» **DIRECTIONS**: Can you update these records so that every "Normalized Gaokao score" becomes "Standardized Gaokao score", with everything else left unchanged?
▼
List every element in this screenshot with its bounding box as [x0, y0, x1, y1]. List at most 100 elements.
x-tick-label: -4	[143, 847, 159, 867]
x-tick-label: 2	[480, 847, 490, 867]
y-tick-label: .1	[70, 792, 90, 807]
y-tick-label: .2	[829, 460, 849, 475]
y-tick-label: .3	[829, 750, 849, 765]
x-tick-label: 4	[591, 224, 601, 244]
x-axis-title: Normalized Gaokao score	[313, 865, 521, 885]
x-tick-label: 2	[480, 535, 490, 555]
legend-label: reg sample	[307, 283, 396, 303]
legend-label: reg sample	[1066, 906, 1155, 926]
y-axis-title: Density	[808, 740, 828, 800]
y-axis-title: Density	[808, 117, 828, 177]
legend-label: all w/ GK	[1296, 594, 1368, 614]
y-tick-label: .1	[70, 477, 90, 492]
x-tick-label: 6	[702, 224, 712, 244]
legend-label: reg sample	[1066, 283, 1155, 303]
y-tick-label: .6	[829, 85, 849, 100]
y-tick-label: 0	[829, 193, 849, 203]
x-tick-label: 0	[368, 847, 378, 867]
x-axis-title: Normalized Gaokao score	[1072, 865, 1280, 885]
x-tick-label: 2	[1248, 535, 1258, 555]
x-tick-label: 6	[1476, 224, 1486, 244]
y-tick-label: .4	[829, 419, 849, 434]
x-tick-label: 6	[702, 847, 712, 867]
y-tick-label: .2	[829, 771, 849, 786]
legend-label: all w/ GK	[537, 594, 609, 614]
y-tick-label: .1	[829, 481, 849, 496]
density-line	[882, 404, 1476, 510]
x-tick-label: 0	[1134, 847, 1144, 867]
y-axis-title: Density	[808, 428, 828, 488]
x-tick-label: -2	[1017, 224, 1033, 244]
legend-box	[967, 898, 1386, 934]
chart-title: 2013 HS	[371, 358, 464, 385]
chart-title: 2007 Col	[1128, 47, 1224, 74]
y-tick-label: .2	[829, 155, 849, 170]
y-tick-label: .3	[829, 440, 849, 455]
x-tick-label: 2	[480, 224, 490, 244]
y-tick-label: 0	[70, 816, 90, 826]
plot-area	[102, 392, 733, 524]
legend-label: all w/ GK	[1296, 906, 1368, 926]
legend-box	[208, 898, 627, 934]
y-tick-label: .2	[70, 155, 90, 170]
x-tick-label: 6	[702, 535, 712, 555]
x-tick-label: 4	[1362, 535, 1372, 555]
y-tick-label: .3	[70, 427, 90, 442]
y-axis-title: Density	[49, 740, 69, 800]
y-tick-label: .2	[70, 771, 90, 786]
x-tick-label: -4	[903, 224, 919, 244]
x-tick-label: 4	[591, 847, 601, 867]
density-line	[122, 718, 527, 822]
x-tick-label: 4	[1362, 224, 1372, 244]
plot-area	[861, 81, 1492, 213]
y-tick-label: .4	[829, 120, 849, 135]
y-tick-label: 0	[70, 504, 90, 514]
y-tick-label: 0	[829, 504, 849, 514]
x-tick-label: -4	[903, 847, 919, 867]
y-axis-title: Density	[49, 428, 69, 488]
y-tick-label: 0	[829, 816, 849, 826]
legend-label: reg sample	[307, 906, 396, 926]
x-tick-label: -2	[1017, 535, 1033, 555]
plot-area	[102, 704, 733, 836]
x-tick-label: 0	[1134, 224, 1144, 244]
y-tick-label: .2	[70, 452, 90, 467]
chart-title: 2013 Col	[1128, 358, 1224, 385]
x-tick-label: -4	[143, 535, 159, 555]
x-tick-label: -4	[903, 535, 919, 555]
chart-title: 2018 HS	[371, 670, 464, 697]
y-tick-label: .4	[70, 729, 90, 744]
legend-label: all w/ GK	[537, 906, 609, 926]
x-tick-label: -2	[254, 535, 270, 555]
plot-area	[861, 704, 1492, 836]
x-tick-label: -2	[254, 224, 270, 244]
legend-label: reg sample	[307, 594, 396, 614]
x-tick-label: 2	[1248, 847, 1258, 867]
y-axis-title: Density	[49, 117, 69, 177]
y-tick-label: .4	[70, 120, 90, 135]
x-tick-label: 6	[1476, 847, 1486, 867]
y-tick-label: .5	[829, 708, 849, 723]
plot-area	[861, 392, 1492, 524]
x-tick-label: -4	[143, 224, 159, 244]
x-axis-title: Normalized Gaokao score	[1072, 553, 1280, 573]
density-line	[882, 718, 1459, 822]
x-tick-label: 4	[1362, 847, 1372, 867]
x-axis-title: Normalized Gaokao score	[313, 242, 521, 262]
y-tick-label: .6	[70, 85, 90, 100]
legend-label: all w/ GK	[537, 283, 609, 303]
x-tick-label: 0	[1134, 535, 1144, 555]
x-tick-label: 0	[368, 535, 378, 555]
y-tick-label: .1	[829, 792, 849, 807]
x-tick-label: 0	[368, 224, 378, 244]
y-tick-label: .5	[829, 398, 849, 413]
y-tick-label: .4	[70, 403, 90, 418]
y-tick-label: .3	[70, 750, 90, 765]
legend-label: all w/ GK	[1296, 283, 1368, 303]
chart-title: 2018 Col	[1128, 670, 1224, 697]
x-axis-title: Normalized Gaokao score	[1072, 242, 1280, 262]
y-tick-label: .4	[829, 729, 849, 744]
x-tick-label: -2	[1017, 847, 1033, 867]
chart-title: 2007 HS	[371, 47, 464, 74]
▲
» **FINAL RESULT**:
List every element in this screenshot with its bounding box as [x0, y0, x1, y1]. List at most 100 elements.
x-tick-label: -4	[143, 847, 159, 867]
x-tick-label: 2	[480, 847, 490, 867]
y-tick-label: .1	[70, 792, 90, 807]
y-tick-label: .2	[829, 460, 849, 475]
y-tick-label: .3	[829, 750, 849, 765]
x-tick-label: 4	[591, 224, 601, 244]
x-axis-title: Standardized Gaokao score	[313, 865, 521, 885]
x-tick-label: 2	[480, 535, 490, 555]
legend-label: reg sample	[307, 283, 396, 303]
legend-label: reg sample	[1066, 906, 1155, 926]
y-axis-title: Density	[808, 740, 828, 800]
y-axis-title: Density	[808, 117, 828, 177]
legend-label: all w/ GK	[1296, 594, 1368, 614]
y-tick-label: .1	[70, 477, 90, 492]
x-tick-label: 6	[702, 224, 712, 244]
legend-label: reg sample	[1066, 283, 1155, 303]
y-tick-label: .6	[829, 85, 849, 100]
y-tick-label: 0	[829, 193, 849, 203]
x-tick-label: 0	[368, 847, 378, 867]
x-axis-title: Standardized Gaokao score	[1072, 865, 1280, 885]
x-tick-label: 2	[1248, 535, 1258, 555]
x-tick-label: 6	[1476, 224, 1486, 244]
y-tick-label: .4	[829, 419, 849, 434]
x-tick-label: 6	[702, 847, 712, 867]
y-tick-label: .2	[829, 771, 849, 786]
legend-label: all w/ GK	[537, 594, 609, 614]
y-tick-label: .1	[829, 481, 849, 496]
density-line	[882, 404, 1476, 510]
x-tick-label: 0	[1134, 847, 1144, 867]
y-axis-title: Density	[808, 428, 828, 488]
x-tick-label: -2	[1017, 224, 1033, 244]
legend-box	[967, 898, 1386, 934]
chart-title: 2013 HS	[371, 358, 464, 385]
chart-title: 2007 Col	[1128, 47, 1224, 74]
y-tick-label: .2	[829, 155, 849, 170]
y-tick-label: .3	[829, 440, 849, 455]
x-tick-label: 2	[480, 224, 490, 244]
y-tick-label: 0	[70, 816, 90, 826]
plot-area	[102, 392, 733, 524]
legend-label: all w/ GK	[1296, 906, 1368, 926]
legend-box	[208, 898, 627, 934]
y-tick-label: .2	[70, 155, 90, 170]
x-tick-label: 6	[702, 535, 712, 555]
x-tick-label: 4	[1362, 535, 1372, 555]
y-tick-label: .3	[70, 427, 90, 442]
y-axis-title: Density	[49, 740, 69, 800]
y-tick-label: .2	[70, 771, 90, 786]
x-tick-label: -4	[903, 224, 919, 244]
x-tick-label: 4	[591, 847, 601, 867]
density-line	[122, 718, 527, 822]
x-tick-label: 4	[1362, 224, 1372, 244]
plot-area	[861, 81, 1492, 213]
y-tick-label: .4	[829, 120, 849, 135]
y-tick-label: 0	[70, 504, 90, 514]
y-tick-label: 0	[829, 504, 849, 514]
x-tick-label: -4	[903, 847, 919, 867]
y-axis-title: Density	[49, 428, 69, 488]
y-tick-label: 0	[829, 816, 849, 826]
legend-label: reg sample	[307, 906, 396, 926]
x-tick-label: -2	[1017, 535, 1033, 555]
plot-area	[102, 704, 733, 836]
x-tick-label: 0	[1134, 224, 1144, 244]
y-tick-label: .2	[70, 452, 90, 467]
chart-title: 2013 Col	[1128, 358, 1224, 385]
x-tick-label: -4	[143, 535, 159, 555]
x-tick-label: -4	[903, 535, 919, 555]
chart-title: 2018 HS	[371, 670, 464, 697]
y-tick-label: .4	[70, 729, 90, 744]
legend-label: all w/ GK	[537, 906, 609, 926]
x-tick-label: -2	[254, 535, 270, 555]
plot-area	[861, 704, 1492, 836]
x-tick-label: -2	[254, 224, 270, 244]
legend-label: reg sample	[307, 594, 396, 614]
x-tick-label: 2	[1248, 847, 1258, 867]
y-axis-title: Density	[49, 117, 69, 177]
y-tick-label: .4	[70, 120, 90, 135]
x-tick-label: 6	[1476, 847, 1486, 867]
y-tick-label: .5	[829, 708, 849, 723]
plot-area	[861, 392, 1492, 524]
x-tick-label: -4	[143, 224, 159, 244]
x-axis-title: Standardized Gaokao score	[1072, 553, 1280, 573]
density-line	[882, 718, 1459, 822]
x-tick-label: 4	[1362, 847, 1372, 867]
x-axis-title: Standardized Gaokao score	[313, 242, 521, 262]
y-tick-label: .6	[70, 85, 90, 100]
legend-label: all w/ GK	[537, 283, 609, 303]
x-tick-label: 0	[1134, 535, 1144, 555]
x-tick-label: 0	[368, 535, 378, 555]
y-tick-label: .1	[829, 792, 849, 807]
x-tick-label: 0	[368, 224, 378, 244]
y-tick-label: .5	[829, 398, 849, 413]
y-tick-label: .4	[70, 403, 90, 418]
y-tick-label: .3	[70, 750, 90, 765]
legend-label: all w/ GK	[1296, 283, 1368, 303]
chart-title: 2018 Col	[1128, 670, 1224, 697]
x-axis-title: Standardized Gaokao score	[1072, 242, 1280, 262]
y-tick-label: .4	[829, 729, 849, 744]
x-tick-label: -2	[1017, 847, 1033, 867]
chart-title: 2007 HS	[371, 47, 464, 74]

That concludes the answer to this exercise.